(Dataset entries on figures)
****
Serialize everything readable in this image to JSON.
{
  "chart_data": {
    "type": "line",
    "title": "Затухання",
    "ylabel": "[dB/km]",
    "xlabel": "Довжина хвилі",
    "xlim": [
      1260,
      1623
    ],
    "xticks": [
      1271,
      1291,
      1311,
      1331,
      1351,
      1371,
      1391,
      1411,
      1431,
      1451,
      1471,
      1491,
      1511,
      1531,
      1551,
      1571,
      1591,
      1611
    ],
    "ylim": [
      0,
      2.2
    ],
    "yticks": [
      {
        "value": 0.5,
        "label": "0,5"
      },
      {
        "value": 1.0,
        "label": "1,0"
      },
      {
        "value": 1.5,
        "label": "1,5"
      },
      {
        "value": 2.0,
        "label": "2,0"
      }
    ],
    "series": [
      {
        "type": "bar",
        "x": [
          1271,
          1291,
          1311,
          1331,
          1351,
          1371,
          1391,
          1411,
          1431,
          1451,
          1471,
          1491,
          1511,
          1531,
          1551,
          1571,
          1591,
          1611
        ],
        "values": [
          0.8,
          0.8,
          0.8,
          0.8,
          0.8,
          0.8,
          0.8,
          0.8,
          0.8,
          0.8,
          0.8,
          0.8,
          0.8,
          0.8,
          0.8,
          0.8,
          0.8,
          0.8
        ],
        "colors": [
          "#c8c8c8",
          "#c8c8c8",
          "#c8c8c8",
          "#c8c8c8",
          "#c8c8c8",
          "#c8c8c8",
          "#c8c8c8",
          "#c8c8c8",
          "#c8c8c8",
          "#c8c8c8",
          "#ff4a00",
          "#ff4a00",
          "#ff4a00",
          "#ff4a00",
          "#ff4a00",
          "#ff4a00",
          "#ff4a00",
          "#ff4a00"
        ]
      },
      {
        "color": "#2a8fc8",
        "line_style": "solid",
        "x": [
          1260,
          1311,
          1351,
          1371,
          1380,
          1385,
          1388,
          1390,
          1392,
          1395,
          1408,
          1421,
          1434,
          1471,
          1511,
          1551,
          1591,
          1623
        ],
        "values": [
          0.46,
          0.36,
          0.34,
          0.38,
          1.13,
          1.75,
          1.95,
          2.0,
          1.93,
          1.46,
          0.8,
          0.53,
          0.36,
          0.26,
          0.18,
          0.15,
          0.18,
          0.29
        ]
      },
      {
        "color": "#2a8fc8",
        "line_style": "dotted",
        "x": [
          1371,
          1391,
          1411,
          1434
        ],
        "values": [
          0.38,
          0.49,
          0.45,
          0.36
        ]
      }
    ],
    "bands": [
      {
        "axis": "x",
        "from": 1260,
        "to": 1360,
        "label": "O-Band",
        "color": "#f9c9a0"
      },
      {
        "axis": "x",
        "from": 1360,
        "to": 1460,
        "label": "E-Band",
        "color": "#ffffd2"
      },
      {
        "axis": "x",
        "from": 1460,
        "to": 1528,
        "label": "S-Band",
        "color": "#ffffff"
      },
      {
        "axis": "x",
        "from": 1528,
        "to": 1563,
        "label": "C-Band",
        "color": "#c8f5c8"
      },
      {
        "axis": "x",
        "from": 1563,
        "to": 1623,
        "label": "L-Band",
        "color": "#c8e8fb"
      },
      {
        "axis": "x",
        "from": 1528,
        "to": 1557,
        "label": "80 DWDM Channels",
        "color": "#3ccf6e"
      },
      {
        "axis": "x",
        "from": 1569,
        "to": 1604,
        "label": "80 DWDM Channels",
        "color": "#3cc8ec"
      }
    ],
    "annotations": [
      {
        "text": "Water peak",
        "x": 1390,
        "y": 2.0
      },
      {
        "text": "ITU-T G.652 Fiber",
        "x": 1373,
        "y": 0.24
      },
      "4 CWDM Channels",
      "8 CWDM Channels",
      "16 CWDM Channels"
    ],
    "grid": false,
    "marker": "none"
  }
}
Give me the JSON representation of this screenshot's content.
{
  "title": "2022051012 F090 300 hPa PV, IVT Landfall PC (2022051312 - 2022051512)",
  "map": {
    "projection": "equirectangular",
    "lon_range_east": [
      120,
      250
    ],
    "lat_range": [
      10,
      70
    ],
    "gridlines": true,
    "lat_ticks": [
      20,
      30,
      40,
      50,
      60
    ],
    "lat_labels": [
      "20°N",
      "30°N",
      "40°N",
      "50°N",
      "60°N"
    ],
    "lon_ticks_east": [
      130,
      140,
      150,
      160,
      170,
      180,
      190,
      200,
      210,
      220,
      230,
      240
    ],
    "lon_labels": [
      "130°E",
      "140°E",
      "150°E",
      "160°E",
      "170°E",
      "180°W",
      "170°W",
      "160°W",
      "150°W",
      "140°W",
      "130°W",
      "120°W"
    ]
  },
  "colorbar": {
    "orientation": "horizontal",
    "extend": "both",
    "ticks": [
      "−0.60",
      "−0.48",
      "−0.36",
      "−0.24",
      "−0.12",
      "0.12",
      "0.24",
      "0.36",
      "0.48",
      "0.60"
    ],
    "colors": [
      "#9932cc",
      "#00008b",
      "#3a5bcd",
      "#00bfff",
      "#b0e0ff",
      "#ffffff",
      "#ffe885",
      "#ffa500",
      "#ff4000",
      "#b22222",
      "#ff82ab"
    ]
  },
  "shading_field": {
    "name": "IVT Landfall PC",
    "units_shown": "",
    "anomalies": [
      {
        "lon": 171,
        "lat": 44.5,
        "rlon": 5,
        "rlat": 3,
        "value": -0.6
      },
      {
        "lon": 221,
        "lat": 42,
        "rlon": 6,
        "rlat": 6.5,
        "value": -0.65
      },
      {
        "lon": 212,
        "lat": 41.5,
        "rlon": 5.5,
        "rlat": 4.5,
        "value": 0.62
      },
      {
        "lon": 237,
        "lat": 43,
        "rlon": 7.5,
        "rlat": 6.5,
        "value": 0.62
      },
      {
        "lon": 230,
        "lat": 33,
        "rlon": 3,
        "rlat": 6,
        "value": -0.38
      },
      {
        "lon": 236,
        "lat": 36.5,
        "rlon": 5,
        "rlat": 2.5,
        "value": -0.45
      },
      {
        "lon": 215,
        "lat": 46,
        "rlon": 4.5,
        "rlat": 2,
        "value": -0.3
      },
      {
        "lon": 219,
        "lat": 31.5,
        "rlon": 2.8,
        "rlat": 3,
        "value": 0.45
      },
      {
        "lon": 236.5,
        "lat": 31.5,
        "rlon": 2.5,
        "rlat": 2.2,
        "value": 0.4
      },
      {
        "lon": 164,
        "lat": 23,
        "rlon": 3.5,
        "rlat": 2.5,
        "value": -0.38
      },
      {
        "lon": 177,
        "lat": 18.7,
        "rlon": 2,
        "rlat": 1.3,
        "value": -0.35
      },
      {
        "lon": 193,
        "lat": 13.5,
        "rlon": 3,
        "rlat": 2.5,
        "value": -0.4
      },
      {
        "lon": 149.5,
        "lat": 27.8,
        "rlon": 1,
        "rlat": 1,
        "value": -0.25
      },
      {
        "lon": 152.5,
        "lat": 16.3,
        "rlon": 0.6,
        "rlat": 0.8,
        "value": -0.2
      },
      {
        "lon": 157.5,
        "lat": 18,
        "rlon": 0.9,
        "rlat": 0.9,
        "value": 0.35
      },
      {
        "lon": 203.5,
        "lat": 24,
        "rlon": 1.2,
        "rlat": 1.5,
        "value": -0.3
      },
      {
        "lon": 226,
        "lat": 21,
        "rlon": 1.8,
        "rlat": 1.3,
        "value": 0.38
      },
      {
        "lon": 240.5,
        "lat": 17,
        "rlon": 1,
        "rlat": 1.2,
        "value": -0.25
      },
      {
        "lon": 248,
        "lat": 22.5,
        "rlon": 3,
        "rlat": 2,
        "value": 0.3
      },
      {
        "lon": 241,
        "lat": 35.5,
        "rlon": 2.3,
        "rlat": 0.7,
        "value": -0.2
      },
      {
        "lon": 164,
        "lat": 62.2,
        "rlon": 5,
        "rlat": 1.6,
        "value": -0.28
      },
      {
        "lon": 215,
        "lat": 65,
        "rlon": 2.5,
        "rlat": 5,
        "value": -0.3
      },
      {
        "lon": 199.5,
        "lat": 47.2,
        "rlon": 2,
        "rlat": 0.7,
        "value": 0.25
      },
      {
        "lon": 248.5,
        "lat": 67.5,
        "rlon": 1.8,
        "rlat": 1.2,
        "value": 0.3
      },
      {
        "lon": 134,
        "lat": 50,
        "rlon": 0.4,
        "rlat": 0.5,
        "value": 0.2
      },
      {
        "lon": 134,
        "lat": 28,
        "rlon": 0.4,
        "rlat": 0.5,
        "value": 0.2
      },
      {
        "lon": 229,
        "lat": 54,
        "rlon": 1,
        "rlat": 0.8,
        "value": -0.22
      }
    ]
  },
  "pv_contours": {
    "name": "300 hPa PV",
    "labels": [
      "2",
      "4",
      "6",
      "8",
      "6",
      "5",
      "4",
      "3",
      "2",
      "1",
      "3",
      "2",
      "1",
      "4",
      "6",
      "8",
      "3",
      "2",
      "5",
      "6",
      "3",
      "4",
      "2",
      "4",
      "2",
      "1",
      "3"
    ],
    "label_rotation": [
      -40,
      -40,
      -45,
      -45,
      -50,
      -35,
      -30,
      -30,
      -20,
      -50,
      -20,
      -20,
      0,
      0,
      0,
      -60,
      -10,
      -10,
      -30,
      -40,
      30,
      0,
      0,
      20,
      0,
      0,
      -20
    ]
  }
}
****
Exercise instructions:
Each line above that includes "JSON" should be shown.

Result:
Serialize everything readable in this image to JSON.
Give me the JSON representation of this screenshot's content.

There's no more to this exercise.